# [What to do]
Pull out each line of the data that includes the word "Frames".

(Entries taken from a collection)
|---|

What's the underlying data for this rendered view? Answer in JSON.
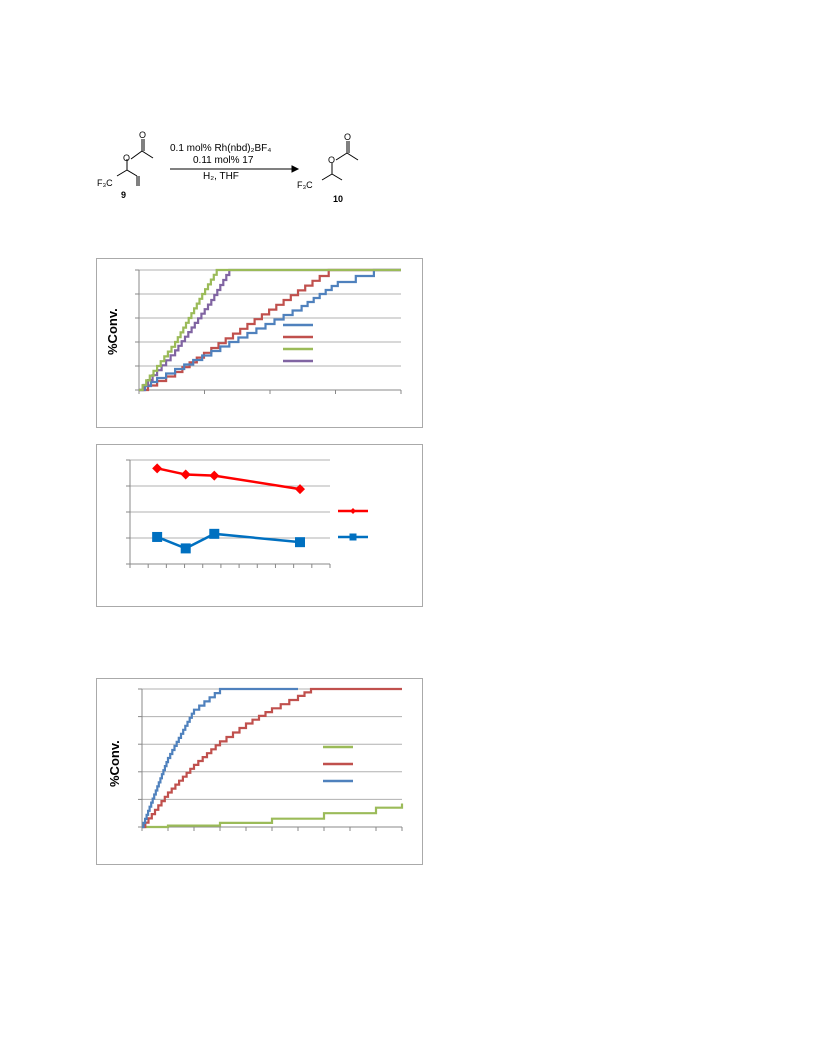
{
  "scheme": {
    "substrate_label": "9",
    "product_label": "10",
    "reagent_line1": "0.1 mol% Rh(nbd)₂BF₄",
    "reagent_line2": "0.11 mol% 17",
    "conditions": "H₂, THF",
    "cf3_left": "F₃C",
    "cf3_right": "F₃C",
    "o_atom_left": "O",
    "o_atom_left2": "O",
    "o_atom_right": "O",
    "o_atom_right2": "O"
  },
  "colors": {
    "blue": "#4f81bd",
    "red": "#c0504d",
    "green": "#9bbb59",
    "purple": "#8064a2",
    "bright_red": "#ff0000",
    "bright_blue": "#0070c0"
  },
  "chart_data": [
    {
      "type": "line",
      "ylabel": "%Conv.",
      "grid": true,
      "legend": "right",
      "series": [
        {
          "color": "#4f81bd",
          "points": [
            [
              0,
              0
            ],
            [
              0.1,
              10
            ],
            [
              0.3,
              25
            ],
            [
              0.5,
              40
            ],
            [
              0.7,
              55
            ],
            [
              0.9,
              70
            ],
            [
              1.0,
              80
            ],
            [
              1.1,
              90
            ],
            [
              1.2,
              95
            ],
            [
              1.3,
              100
            ],
            [
              1.45,
              100
            ]
          ]
        },
        {
          "color": "#c0504d",
          "points": [
            [
              0,
              0
            ],
            [
              0.2,
              15
            ],
            [
              0.4,
              35
            ],
            [
              0.6,
              55
            ],
            [
              0.8,
              75
            ],
            [
              1.0,
              95
            ],
            [
              1.05,
              100
            ],
            [
              1.45,
              100
            ]
          ]
        },
        {
          "color": "#9bbb59",
          "points": [
            [
              0,
              0
            ],
            [
              0.2,
              40
            ],
            [
              0.35,
              80
            ],
            [
              0.43,
              100
            ],
            [
              1.45,
              100
            ]
          ]
        },
        {
          "color": "#8064a2",
          "points": [
            [
              0,
              0
            ],
            [
              0.2,
              33
            ],
            [
              0.4,
              75
            ],
            [
              0.5,
              100
            ],
            [
              1.45,
              100
            ]
          ]
        }
      ]
    },
    {
      "type": "line",
      "grid": true,
      "legend": "right",
      "series": [
        {
          "color": "#ff0000",
          "marker": "diamond",
          "x": [
            1,
            2,
            3,
            6
          ],
          "y": [
            92,
            86,
            85,
            72
          ]
        },
        {
          "color": "#0070c0",
          "marker": "square",
          "x": [
            1,
            2,
            3,
            6
          ],
          "y": [
            26,
            15,
            29,
            21
          ]
        }
      ]
    },
    {
      "type": "line",
      "ylabel": "%Conv.",
      "grid": true,
      "legend": "right",
      "series": [
        {
          "color": "#9bbb59",
          "points": [
            [
              0,
              0
            ],
            [
              0.1,
              1
            ],
            [
              0.3,
              3
            ],
            [
              0.5,
              6
            ],
            [
              0.7,
              10
            ],
            [
              0.9,
              14
            ],
            [
              1.0,
              17
            ]
          ]
        },
        {
          "color": "#c0504d",
          "points": [
            [
              0,
              0
            ],
            [
              0.1,
              25
            ],
            [
              0.2,
              45
            ],
            [
              0.3,
              62
            ],
            [
              0.4,
              75
            ],
            [
              0.5,
              86
            ],
            [
              0.6,
              95
            ],
            [
              0.65,
              100
            ],
            [
              1.0,
              100
            ]
          ]
        },
        {
          "color": "#4f81bd",
          "points": [
            [
              0,
              0
            ],
            [
              0.1,
              50
            ],
            [
              0.2,
              85
            ],
            [
              0.3,
              100
            ],
            [
              0.6,
              100
            ]
          ]
        }
      ]
    }
  ]
}
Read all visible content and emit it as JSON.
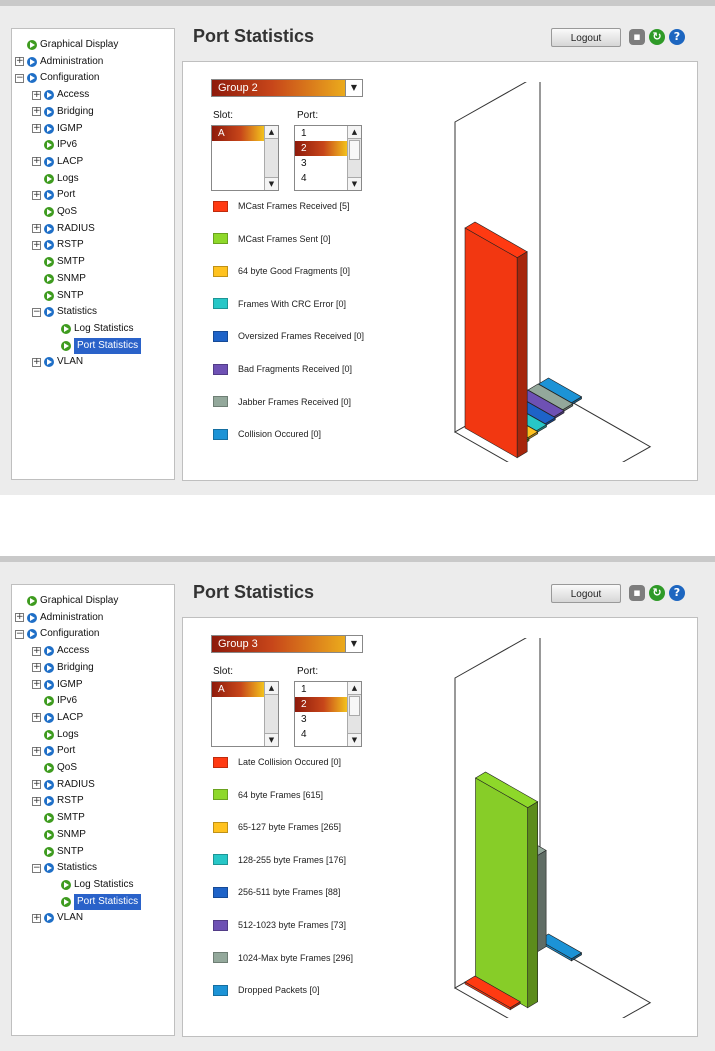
{
  "panels": [
    {
      "nav": [
        {
          "label": "Graphical Display",
          "indent": 0,
          "expander": "",
          "icon": "green"
        },
        {
          "label": "Administration",
          "indent": 0,
          "expander": "+",
          "icon": "blue"
        },
        {
          "label": "Configuration",
          "indent": 0,
          "expander": "-",
          "icon": "blue"
        },
        {
          "label": "Access",
          "indent": 1,
          "expander": "+",
          "icon": "blue"
        },
        {
          "label": "Bridging",
          "indent": 1,
          "expander": "+",
          "icon": "blue"
        },
        {
          "label": "IGMP",
          "indent": 1,
          "expander": "+",
          "icon": "blue"
        },
        {
          "label": "IPv6",
          "indent": 1,
          "expander": "",
          "icon": "green"
        },
        {
          "label": "LACP",
          "indent": 1,
          "expander": "+",
          "icon": "blue"
        },
        {
          "label": "Logs",
          "indent": 1,
          "expander": "",
          "icon": "green"
        },
        {
          "label": "Port",
          "indent": 1,
          "expander": "+",
          "icon": "blue"
        },
        {
          "label": "QoS",
          "indent": 1,
          "expander": "",
          "icon": "green"
        },
        {
          "label": "RADIUS",
          "indent": 1,
          "expander": "+",
          "icon": "blue"
        },
        {
          "label": "RSTP",
          "indent": 1,
          "expander": "+",
          "icon": "blue"
        },
        {
          "label": "SMTP",
          "indent": 1,
          "expander": "",
          "icon": "green"
        },
        {
          "label": "SNMP",
          "indent": 1,
          "expander": "",
          "icon": "green"
        },
        {
          "label": "SNTP",
          "indent": 1,
          "expander": "",
          "icon": "green"
        },
        {
          "label": "Statistics",
          "indent": 1,
          "expander": "-",
          "icon": "blue"
        },
        {
          "label": "Log Statistics",
          "indent": 2,
          "expander": "",
          "icon": "green"
        },
        {
          "label": "Port Statistics",
          "indent": 2,
          "expander": "",
          "icon": "green",
          "selected": true
        },
        {
          "label": "VLAN",
          "indent": 1,
          "expander": "+",
          "icon": "blue"
        }
      ],
      "title": "Port Statistics",
      "logout": "Logout",
      "group": "Group 2",
      "slot_label": "Slot:",
      "port_label": "Port:",
      "slots": [
        "A"
      ],
      "slot_selected": 0,
      "ports": [
        "1",
        "2",
        "3",
        "4"
      ],
      "port_selected": 1,
      "chart_data": {
        "type": "bar",
        "categories": [
          "MCast Frames Received [5]",
          "MCast Frames Sent [0]",
          "64 byte Good Fragments [0]",
          "Frames With CRC Error [0]",
          "Oversized Frames Received [0]",
          "Bad Fragments Received [0]",
          "Jabber Frames Received [0]",
          "Collision Occured [0]"
        ],
        "values": [
          5,
          0,
          0,
          0,
          0,
          0,
          0,
          0
        ],
        "colors": [
          "#ff3a12",
          "#8ed82a",
          "#ffc21f",
          "#27c7c7",
          "#1e63c8",
          "#6e51b4",
          "#93a89b",
          "#1c93d6"
        ]
      }
    },
    {
      "nav": [
        {
          "label": "Graphical Display",
          "indent": 0,
          "expander": "",
          "icon": "green"
        },
        {
          "label": "Administration",
          "indent": 0,
          "expander": "+",
          "icon": "blue"
        },
        {
          "label": "Configuration",
          "indent": 0,
          "expander": "-",
          "icon": "blue"
        },
        {
          "label": "Access",
          "indent": 1,
          "expander": "+",
          "icon": "blue"
        },
        {
          "label": "Bridging",
          "indent": 1,
          "expander": "+",
          "icon": "blue"
        },
        {
          "label": "IGMP",
          "indent": 1,
          "expander": "+",
          "icon": "blue"
        },
        {
          "label": "IPv6",
          "indent": 1,
          "expander": "",
          "icon": "green"
        },
        {
          "label": "LACP",
          "indent": 1,
          "expander": "+",
          "icon": "blue"
        },
        {
          "label": "Logs",
          "indent": 1,
          "expander": "",
          "icon": "green"
        },
        {
          "label": "Port",
          "indent": 1,
          "expander": "+",
          "icon": "blue"
        },
        {
          "label": "QoS",
          "indent": 1,
          "expander": "",
          "icon": "green"
        },
        {
          "label": "RADIUS",
          "indent": 1,
          "expander": "+",
          "icon": "blue"
        },
        {
          "label": "RSTP",
          "indent": 1,
          "expander": "+",
          "icon": "blue"
        },
        {
          "label": "SMTP",
          "indent": 1,
          "expander": "",
          "icon": "green"
        },
        {
          "label": "SNMP",
          "indent": 1,
          "expander": "",
          "icon": "green"
        },
        {
          "label": "SNTP",
          "indent": 1,
          "expander": "",
          "icon": "green"
        },
        {
          "label": "Statistics",
          "indent": 1,
          "expander": "-",
          "icon": "blue"
        },
        {
          "label": "Log Statistics",
          "indent": 2,
          "expander": "",
          "icon": "green"
        },
        {
          "label": "Port Statistics",
          "indent": 2,
          "expander": "",
          "icon": "green",
          "selected": true
        },
        {
          "label": "VLAN",
          "indent": 1,
          "expander": "+",
          "icon": "blue"
        }
      ],
      "title": "Port Statistics",
      "logout": "Logout",
      "group": "Group 3",
      "slot_label": "Slot:",
      "port_label": "Port:",
      "slots": [
        "A"
      ],
      "slot_selected": 0,
      "ports": [
        "1",
        "2",
        "3",
        "4"
      ],
      "port_selected": 1,
      "chart_data": {
        "type": "bar",
        "categories": [
          "Late Collision Occured [0]",
          "64 byte Frames [615]",
          "65-127 byte Frames [265]",
          "128-255 byte Frames [176]",
          "256-511 byte Frames [88]",
          "512-1023 byte Frames [73]",
          "1024-Max byte Frames [296]",
          "Dropped Packets [0]"
        ],
        "values": [
          0,
          615,
          265,
          176,
          88,
          73,
          296,
          0
        ],
        "colors": [
          "#ff3a12",
          "#8ed82a",
          "#ffc21f",
          "#27c7c7",
          "#1e63c8",
          "#6e51b4",
          "#93a89b",
          "#1c93d6"
        ]
      }
    }
  ]
}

|---|

# [Exercise result]
          "MCast Frames Received [5]",
          "MCast Frames Sent [0]",
          "Frames With CRC Error [0]",
          "Oversized Frames Received [0]",
          "Jabber Frames Received [0]",
          "64 byte Frames [615]",
          "65-127 byte Frames [265]",
          "128-255 byte Frames [176]",
          "256-511 byte Frames [88]",
          "512-1023 byte Frames [73]",
          "1024-Max byte Frames [296]",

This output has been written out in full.